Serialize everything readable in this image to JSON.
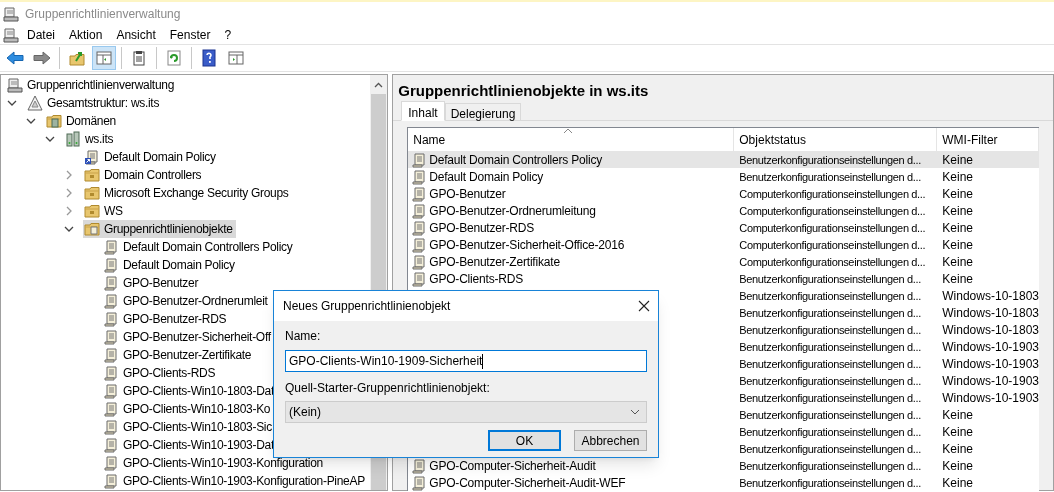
{
  "window": {
    "title": "Gruppenrichtlinienverwaltung"
  },
  "menu": [
    "Datei",
    "Aktion",
    "Ansicht",
    "Fenster",
    "?"
  ],
  "toolbar": [
    {
      "kind": "back",
      "pressed": false
    },
    {
      "kind": "forward",
      "pressed": false
    },
    {
      "kind": "separator"
    },
    {
      "kind": "up",
      "pressed": false
    },
    {
      "kind": "tree",
      "pressed": true
    },
    {
      "kind": "separator"
    },
    {
      "kind": "export",
      "pressed": false
    },
    {
      "kind": "separator"
    },
    {
      "kind": "refresh",
      "pressed": false
    },
    {
      "kind": "separator"
    },
    {
      "kind": "help",
      "pressed": false
    },
    {
      "kind": "actionpane",
      "pressed": false
    }
  ],
  "tree": [
    {
      "label": "Gruppenrichtlinienverwaltung",
      "kind": "console",
      "selected": false,
      "children": [
        {
          "label": "Gesamtstruktur: ws.its",
          "kind": "forest",
          "selected": false,
          "expanded": true,
          "children": [
            {
              "label": "Domänen",
              "kind": "domains",
              "selected": false,
              "expanded": true,
              "children": [
                {
                  "label": "ws.its",
                  "kind": "domain",
                  "selected": false,
                  "expanded": true,
                  "children": [
                    {
                      "label": "Default Domain Policy",
                      "kind": "link",
                      "selected": false
                    },
                    {
                      "label": "Domain Controllers",
                      "kind": "ou",
                      "selected": false,
                      "expanded": false
                    },
                    {
                      "label": "Microsoft Exchange Security Groups",
                      "kind": "ou",
                      "selected": false,
                      "expanded": false
                    },
                    {
                      "label": "WS",
                      "kind": "ou",
                      "selected": false,
                      "expanded": false
                    },
                    {
                      "label": "Gruppenrichtlinienobjekte",
                      "kind": "gpofolder",
                      "selected": true,
                      "expanded": true,
                      "children": [
                        {
                          "label": "Default Domain Controllers Policy",
                          "kind": "gpo",
                          "selected": false
                        },
                        {
                          "label": "Default Domain Policy",
                          "kind": "gpo",
                          "selected": false
                        },
                        {
                          "label": "GPO-Benutzer",
                          "kind": "gpo",
                          "selected": false
                        },
                        {
                          "label": "GPO-Benutzer-Ordnerumleit",
                          "kind": "gpo",
                          "selected": false
                        },
                        {
                          "label": "GPO-Benutzer-RDS",
                          "kind": "gpo",
                          "selected": false
                        },
                        {
                          "label": "GPO-Benutzer-Sicherheit-Off",
                          "kind": "gpo",
                          "selected": false
                        },
                        {
                          "label": "GPO-Benutzer-Zertifikate",
                          "kind": "gpo",
                          "selected": false
                        },
                        {
                          "label": "GPO-Clients-RDS",
                          "kind": "gpo",
                          "selected": false
                        },
                        {
                          "label": "GPO-Clients-Win10-1803-Dat",
                          "kind": "gpo",
                          "selected": false
                        },
                        {
                          "label": "GPO-Clients-Win10-1803-Ko",
                          "kind": "gpo",
                          "selected": false
                        },
                        {
                          "label": "GPO-Clients-Win10-1803-Sic",
                          "kind": "gpo",
                          "selected": false
                        },
                        {
                          "label": "GPO-Clients-Win10-1903-Dat",
                          "kind": "gpo",
                          "selected": false
                        },
                        {
                          "label": "GPO-Clients-Win10-1903-Konfiguration",
                          "kind": "gpo",
                          "selected": false
                        },
                        {
                          "label": "GPO-Clients-Win10-1903-Konfiguration-PineAP",
                          "kind": "gpo",
                          "selected": false
                        }
                      ]
                    }
                  ]
                }
              ]
            }
          ]
        }
      ]
    }
  ],
  "details": {
    "title": "Gruppenrichtlinienobjekte in ws.its",
    "tabs": [
      {
        "label": "Inhalt",
        "selected": true
      },
      {
        "label": "Delegierung",
        "selected": false
      }
    ],
    "columns": [
      "Name",
      "Objektstatus",
      "WMI-Filter"
    ],
    "rows": [
      {
        "name": "Default Domain Controllers Policy",
        "status": "Benutzerkonfigurationseinstellungen d...",
        "wmi": "Keine",
        "selected": true
      },
      {
        "name": "Default Domain Policy",
        "status": "Benutzerkonfigurationseinstellungen d...",
        "wmi": "Keine",
        "selected": false
      },
      {
        "name": "GPO-Benutzer",
        "status": "Computerkonfigurationseinstellungen d...",
        "wmi": "Keine",
        "selected": false
      },
      {
        "name": "GPO-Benutzer-Ordnerumleitung",
        "status": "Computerkonfigurationseinstellungen d...",
        "wmi": "Keine",
        "selected": false
      },
      {
        "name": "GPO-Benutzer-RDS",
        "status": "Computerkonfigurationseinstellungen d...",
        "wmi": "Keine",
        "selected": false
      },
      {
        "name": "GPO-Benutzer-Sicherheit-Office-2016",
        "status": "Computerkonfigurationseinstellungen d...",
        "wmi": "Keine",
        "selected": false
      },
      {
        "name": "GPO-Benutzer-Zertifikate",
        "status": "Computerkonfigurationseinstellungen d...",
        "wmi": "Keine",
        "selected": false
      },
      {
        "name": "GPO-Clients-RDS",
        "status": "Benutzerkonfigurationseinstellungen d...",
        "wmi": "Keine",
        "selected": false
      },
      {
        "status": "Benutzerkonfigurationseinstellungen d...",
        "wmi": "Windows-10-1803",
        "selected": false
      },
      {
        "status": "Benutzerkonfigurationseinstellungen d...",
        "wmi": "Windows-10-1803",
        "selected": false
      },
      {
        "status": "Benutzerkonfigurationseinstellungen d...",
        "wmi": "Windows-10-1803",
        "selected": false
      },
      {
        "status": "Benutzerkonfigurationseinstellungen d...",
        "wmi": "Windows-10-1903",
        "selected": false
      },
      {
        "status": "Benutzerkonfigurationseinstellungen d...",
        "wmi": "Windows-10-1903",
        "selected": false
      },
      {
        "status": "Benutzerkonfigurationseinstellungen d...",
        "wmi": "Windows-10-1903",
        "selected": false
      },
      {
        "status": "Benutzerkonfigurationseinstellungen d...",
        "wmi": "Windows-10-1903",
        "selected": false
      },
      {
        "status": "Benutzerkonfigurationseinstellungen d...",
        "wmi": "Keine",
        "selected": false
      },
      {
        "status": "Benutzerkonfigurationseinstellungen d...",
        "wmi": "Keine",
        "selected": false
      },
      {
        "status": "Benutzerkonfigurationseinstellungen d...",
        "wmi": "Keine",
        "selected": false
      },
      {
        "name": "GPO-Computer-Sicherheit-Audit",
        "status": "Benutzerkonfigurationseinstellungen d...",
        "wmi": "Keine",
        "selected": false
      },
      {
        "name": "GPO-Computer-Sicherheit-Audit-WEF",
        "status": "Benutzerkonfigurationseinstellungen d...",
        "wmi": "Keine",
        "selected": false
      }
    ]
  },
  "dialog": {
    "title": "Neues Gruppenrichtlinienobjekt",
    "name_label": "Name:",
    "name_value": "GPO-Clients-Win10-1909-Sicherheit",
    "source_label": "Quell-Starter-Gruppenrichtlinienobjekt:",
    "source_value": "(Kein)",
    "buttons": [
      {
        "label": "OK",
        "default": true
      },
      {
        "label": "Abbrechen",
        "default": false
      }
    ]
  }
}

- **DIRECTIVE**
Reproduce every line of the listing above in which the string "Clients" appears.

- **WORKED SOLUTION**
                          "label": "GPO-Clients-RDS",
                          "label": "GPO-Clients-Win10-1803-Dat",
                          "label": "GPO-Clients-Win10-1803-Ko",
                          "label": "GPO-Clients-Win10-1803-Sic",
                          "label": "GPO-Clients-Win10-1903-Dat",
                          "label": "GPO-Clients-Win10-1903-Konfiguration",
                          "label": "GPO-Clients-Win10-1903-Konfiguration-PineAP",
        "name": "GPO-Clients-RDS",
    "name_value": "GPO-Clients-Win10-1909-Sicherheit",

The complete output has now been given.